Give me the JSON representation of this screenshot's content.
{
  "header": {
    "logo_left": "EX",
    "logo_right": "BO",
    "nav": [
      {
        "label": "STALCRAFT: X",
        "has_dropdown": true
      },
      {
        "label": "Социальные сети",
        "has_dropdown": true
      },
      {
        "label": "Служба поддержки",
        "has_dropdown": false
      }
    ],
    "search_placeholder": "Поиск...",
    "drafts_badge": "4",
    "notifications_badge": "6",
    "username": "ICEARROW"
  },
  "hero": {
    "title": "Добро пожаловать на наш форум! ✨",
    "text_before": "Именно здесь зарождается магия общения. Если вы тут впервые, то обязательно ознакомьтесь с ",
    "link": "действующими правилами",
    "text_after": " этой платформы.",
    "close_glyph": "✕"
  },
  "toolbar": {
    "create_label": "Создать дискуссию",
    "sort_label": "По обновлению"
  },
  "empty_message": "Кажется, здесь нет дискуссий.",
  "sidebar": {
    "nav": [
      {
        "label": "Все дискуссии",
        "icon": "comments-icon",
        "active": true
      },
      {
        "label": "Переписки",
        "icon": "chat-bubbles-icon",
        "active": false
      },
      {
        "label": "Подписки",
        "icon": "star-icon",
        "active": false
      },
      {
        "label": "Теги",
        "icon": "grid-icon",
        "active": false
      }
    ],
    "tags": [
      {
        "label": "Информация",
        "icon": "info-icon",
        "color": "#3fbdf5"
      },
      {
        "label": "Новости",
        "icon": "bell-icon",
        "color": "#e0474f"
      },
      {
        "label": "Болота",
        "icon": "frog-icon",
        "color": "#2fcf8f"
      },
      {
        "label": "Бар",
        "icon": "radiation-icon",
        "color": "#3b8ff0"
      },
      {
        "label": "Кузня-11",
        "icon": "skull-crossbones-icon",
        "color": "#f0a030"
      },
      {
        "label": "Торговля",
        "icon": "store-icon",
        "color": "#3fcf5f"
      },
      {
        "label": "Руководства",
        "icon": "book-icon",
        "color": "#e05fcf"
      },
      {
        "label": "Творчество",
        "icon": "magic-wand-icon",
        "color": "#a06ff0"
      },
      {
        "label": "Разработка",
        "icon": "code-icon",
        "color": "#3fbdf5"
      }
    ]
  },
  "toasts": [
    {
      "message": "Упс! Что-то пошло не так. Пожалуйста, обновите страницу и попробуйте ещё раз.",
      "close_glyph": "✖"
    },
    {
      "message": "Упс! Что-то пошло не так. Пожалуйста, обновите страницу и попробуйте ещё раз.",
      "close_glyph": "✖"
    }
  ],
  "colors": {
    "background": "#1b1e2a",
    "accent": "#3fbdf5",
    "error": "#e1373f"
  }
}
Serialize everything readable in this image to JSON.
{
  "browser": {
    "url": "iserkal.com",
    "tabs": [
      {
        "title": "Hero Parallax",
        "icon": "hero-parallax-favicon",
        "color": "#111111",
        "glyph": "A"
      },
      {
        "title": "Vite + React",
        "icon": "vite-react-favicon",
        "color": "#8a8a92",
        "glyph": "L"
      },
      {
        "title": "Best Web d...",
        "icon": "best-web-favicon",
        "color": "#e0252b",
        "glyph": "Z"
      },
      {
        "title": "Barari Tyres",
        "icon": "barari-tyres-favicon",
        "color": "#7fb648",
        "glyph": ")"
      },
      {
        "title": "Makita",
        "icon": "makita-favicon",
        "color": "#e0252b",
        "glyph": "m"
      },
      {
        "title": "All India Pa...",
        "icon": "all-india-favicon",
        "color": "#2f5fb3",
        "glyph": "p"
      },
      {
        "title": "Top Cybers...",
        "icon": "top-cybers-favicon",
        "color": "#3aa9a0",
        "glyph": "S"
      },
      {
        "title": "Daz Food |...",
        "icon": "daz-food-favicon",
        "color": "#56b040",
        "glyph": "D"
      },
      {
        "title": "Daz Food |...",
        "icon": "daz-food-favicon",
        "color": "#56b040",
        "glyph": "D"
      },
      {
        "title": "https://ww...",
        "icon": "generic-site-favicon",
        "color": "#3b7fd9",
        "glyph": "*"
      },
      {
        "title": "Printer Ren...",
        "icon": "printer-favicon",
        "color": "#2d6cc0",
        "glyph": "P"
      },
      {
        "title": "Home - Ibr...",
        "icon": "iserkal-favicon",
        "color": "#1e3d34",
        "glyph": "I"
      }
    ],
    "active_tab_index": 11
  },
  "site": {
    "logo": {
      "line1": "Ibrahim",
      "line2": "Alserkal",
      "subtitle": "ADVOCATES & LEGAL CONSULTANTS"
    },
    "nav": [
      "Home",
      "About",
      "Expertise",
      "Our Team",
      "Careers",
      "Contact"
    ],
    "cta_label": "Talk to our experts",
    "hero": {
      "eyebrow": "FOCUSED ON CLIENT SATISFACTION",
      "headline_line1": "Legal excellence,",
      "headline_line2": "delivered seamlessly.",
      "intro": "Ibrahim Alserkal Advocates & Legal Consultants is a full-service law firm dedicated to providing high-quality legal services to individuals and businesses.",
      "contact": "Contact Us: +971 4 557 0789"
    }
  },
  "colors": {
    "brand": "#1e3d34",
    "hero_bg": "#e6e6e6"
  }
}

========

# WHAT THE TASK ASKS
Track down every line holding the string "this" and copy it.

# RESPONSE BELOW
Give me the JSON representation of this screenshot's content.
Serialize everything readable in this image to JSON.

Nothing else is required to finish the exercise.